[Excerpt from a dataset]
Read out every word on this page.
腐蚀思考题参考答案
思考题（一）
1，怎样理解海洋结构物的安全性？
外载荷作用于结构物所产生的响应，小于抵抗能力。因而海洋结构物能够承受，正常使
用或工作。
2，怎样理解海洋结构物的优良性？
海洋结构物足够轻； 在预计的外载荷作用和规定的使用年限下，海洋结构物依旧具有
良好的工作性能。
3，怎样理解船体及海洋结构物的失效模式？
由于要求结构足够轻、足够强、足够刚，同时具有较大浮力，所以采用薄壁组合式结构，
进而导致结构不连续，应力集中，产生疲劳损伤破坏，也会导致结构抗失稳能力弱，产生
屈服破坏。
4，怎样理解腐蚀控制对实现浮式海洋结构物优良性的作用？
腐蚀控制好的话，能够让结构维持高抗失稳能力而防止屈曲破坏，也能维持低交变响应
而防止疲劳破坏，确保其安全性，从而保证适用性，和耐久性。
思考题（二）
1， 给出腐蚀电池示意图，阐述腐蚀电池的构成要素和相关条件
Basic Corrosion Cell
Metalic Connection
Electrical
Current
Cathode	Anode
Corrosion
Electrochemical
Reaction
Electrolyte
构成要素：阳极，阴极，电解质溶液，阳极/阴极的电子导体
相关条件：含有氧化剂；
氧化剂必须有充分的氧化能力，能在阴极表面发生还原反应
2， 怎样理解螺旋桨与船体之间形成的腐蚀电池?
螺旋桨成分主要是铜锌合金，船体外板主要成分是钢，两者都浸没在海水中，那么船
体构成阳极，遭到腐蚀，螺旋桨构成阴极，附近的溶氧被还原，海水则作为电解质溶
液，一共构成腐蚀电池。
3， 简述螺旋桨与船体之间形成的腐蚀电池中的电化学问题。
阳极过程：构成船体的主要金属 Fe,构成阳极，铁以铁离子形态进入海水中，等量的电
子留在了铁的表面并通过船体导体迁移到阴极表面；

- Goal -
Reproduce the data shown above exactly.

- Answer to the task -
Read out every word on this page.
腐蚀思考题参考答案
思考题（一）
1，怎样理解海洋结构物的安全性？
外载荷作用于结构物所产生的响应，小于抵抗能力。因而海洋结构物能够承受，正常使
用或工作。
2，怎样理解海洋结构物的优良性？
海洋结构物足够轻； 在预计的外载荷作用和规定的使用年限下，海洋结构物依旧具有
良好的工作性能。
3，怎样理解船体及海洋结构物的失效模式？
由于要求结构足够轻、足够强、足够刚，同时具有较大浮力，所以采用薄壁组合式结构，
进而导致结构不连续，应力集中，产生疲劳损伤破坏，也会导致结构抗失稳能力弱，产生
屈服破坏。
4，怎样理解腐蚀控制对实现浮式海洋结构物优良性的作用？
腐蚀控制好的话，能够让结构维持高抗失稳能力而防止屈曲破坏，也能维持低交变响应
而防止疲劳破坏，确保其安全性，从而保证适用性，和耐久性。
思考题（二）
1， 给出腐蚀电池示意图，阐述腐蚀电池的构成要素和相关条件
Basic Corrosion Cell
Metalic Connection
Electrical
Current
Cathode	Anode
Corrosion
Electrochemical
Reaction
Electrolyte
构成要素：阳极，阴极，电解质溶液，阳极/阴极的电子导体
相关条件：含有氧化剂；
氧化剂必须有充分的氧化能力，能在阴极表面发生还原反应
2， 怎样理解螺旋桨与船体之间形成的腐蚀电池?
螺旋桨成分主要是铜锌合金，船体外板主要成分是钢，两者都浸没在海水中，那么船
体构成阳极，遭到腐蚀，螺旋桨构成阴极，附近的溶氧被还原，海水则作为电解质溶
液，一共构成腐蚀电池。
3， 简述螺旋桨与船体之间形成的腐蚀电池中的电化学问题。
阳极过程：构成船体的主要金属 Fe,构成阳极，铁以铁离子形态进入海水中，等量的电
子留在了铁的表面并通过船体导体迁移到阴极表面；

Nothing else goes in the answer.